PAGE EXCERPT:
....

CPU load over 70 means I can't even ssh into my server

@PlutoniumAcid · edit-2 2 years ago

CPU load over 70 means I can't even ssh into my server

@[email protected] · edit-2 2 years ago

It’s sounds like it could be an IO wait issue, system load will climb a ton without showing much CPU usage.

Make sure you’re not running out of RAM and going into swap space, it doesn’t sound like it though.

iotop might show something useful. And in htop you can add the 'PERCENT_IO_DELAY" column which can be useful.

@PriorProject · edit-2 2 years ago

My money is also on IO. Outside of CPU and RAM, it’s the most likely resource to get saturated (especially if using rotational magnetic disks rather than an SSD, magnetic disks are going to be the performance limiter by a lot for many workloads), and also the one that OP said nothing about, suggesting it’s a blind spot for them.

....

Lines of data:
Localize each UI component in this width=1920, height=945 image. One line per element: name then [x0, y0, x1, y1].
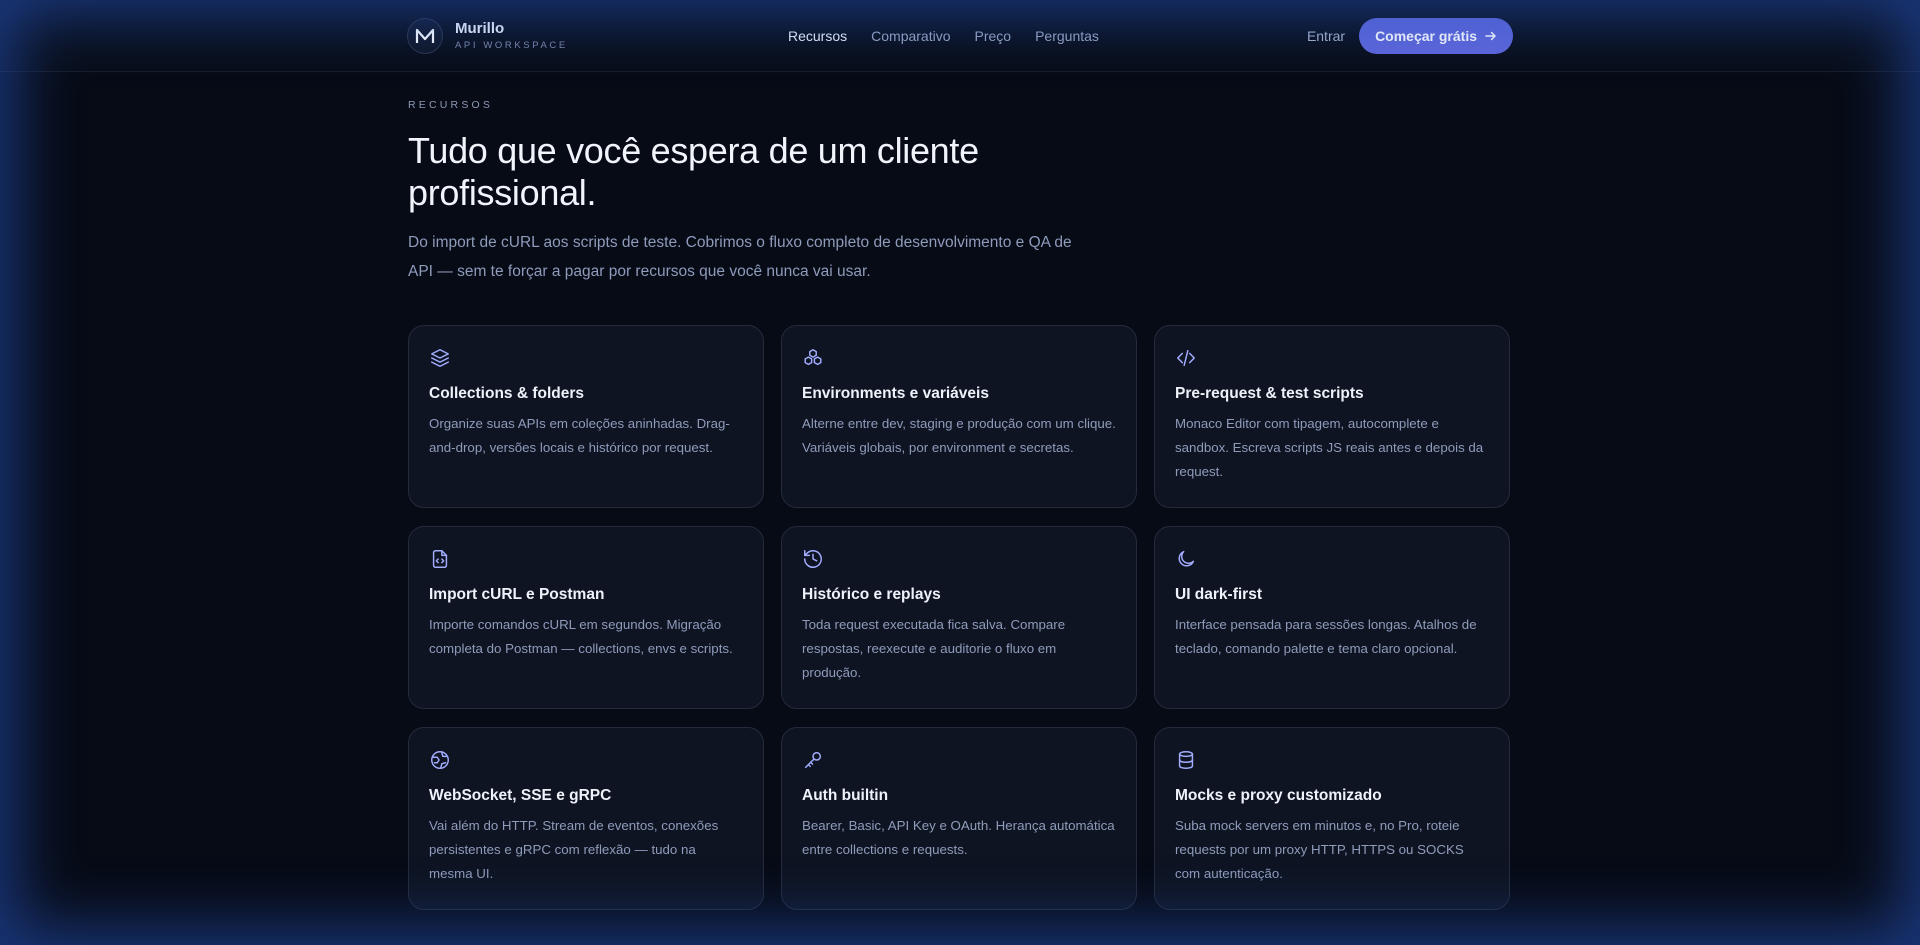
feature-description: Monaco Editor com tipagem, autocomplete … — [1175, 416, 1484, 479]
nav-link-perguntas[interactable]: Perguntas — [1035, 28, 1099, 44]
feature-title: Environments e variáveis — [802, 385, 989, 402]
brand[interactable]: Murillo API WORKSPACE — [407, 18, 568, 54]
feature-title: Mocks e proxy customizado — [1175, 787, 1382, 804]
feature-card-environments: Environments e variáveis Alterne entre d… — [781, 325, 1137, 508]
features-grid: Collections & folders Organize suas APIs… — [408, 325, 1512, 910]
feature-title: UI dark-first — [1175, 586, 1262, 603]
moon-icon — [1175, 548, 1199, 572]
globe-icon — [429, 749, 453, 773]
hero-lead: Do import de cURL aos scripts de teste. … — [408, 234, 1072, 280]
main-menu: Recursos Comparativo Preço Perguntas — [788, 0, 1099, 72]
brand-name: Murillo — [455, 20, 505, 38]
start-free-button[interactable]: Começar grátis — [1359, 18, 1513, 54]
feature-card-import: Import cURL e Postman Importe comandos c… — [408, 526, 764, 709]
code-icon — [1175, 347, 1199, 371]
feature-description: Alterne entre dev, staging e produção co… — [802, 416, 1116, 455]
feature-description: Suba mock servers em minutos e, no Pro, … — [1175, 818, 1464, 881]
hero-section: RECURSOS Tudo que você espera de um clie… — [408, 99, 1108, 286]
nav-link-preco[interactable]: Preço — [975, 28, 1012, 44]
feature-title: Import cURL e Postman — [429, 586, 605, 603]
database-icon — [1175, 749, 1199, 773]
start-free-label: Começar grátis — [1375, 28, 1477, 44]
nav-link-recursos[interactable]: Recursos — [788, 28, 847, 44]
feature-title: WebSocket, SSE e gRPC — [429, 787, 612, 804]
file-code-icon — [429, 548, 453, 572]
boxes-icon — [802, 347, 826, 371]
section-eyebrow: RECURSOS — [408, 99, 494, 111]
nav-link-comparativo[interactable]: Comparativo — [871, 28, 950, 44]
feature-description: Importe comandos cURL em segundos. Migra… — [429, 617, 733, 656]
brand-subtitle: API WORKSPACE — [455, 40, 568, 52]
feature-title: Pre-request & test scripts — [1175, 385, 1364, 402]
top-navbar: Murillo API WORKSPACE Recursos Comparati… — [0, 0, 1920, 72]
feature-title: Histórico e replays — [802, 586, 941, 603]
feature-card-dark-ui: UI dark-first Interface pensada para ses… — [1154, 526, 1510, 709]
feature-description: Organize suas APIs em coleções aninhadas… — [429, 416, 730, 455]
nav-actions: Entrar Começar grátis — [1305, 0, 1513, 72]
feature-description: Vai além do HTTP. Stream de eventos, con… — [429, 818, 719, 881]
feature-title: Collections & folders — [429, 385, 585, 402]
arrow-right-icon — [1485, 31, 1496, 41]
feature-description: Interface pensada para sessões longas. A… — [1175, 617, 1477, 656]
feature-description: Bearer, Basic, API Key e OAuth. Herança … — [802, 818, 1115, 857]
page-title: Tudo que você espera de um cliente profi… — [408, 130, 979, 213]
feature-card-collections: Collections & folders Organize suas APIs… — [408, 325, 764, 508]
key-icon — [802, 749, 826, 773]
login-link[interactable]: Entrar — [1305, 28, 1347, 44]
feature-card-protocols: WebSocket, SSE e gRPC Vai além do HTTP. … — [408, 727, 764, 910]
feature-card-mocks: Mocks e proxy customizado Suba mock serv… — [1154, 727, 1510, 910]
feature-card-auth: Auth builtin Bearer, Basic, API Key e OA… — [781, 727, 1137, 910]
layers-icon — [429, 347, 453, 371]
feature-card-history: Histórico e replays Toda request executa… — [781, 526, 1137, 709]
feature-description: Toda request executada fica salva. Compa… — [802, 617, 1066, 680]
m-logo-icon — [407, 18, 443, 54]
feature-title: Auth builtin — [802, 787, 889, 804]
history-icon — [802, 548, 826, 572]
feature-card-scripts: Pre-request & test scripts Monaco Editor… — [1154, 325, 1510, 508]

....

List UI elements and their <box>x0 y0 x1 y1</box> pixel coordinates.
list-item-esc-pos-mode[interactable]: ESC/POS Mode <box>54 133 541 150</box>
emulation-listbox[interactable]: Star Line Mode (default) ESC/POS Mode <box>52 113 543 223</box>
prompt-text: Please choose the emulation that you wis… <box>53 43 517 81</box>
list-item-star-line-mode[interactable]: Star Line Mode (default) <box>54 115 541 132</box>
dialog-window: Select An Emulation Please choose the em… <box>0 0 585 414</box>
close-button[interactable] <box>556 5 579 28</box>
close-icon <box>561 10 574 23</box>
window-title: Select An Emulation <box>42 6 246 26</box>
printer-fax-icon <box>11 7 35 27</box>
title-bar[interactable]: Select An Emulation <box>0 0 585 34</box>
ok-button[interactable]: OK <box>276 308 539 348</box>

....

REQUIRED WORK:
#1 In the server load thread, rewrite the part that opens with the words containing "It’s sounds like" and closes with "can be useful.", putting "the swap partition" in place of "swap space".
#2 Using the server load thread, state whether each statement agrees with it: (a) iotop is suggested as a tool that might show something useful. (b) SSDs are described as the performance limiter for many workloads. (c) System load is said to be able to climb a lot without showing much CPU usage.
#3 In the server load thread, which column is suggested for adding in htop?

PER-TASK OUTPUTS:
#1
It’s sounds like it could be an IO wait issue, system load will climb a ton without showing much CPU usage.

Make sure you’re not running out of RAM and going into the swap partition, it doesn’t sound like it though.

iotop might show something useful. And in htop you can add the 'PERCENT_IO_DELAY" column which can be useful.

#2
(a) Yes: "iotop might show something useful."
(b) No: "especially if using rotational magnetic disks rather than an SSD, magnetic disks are going to be the performance limiter by a lot for many workloads"
(c) Yes: "system load will climb a ton without showing much CPU usage."

#3 PERCENT_IO_DELAY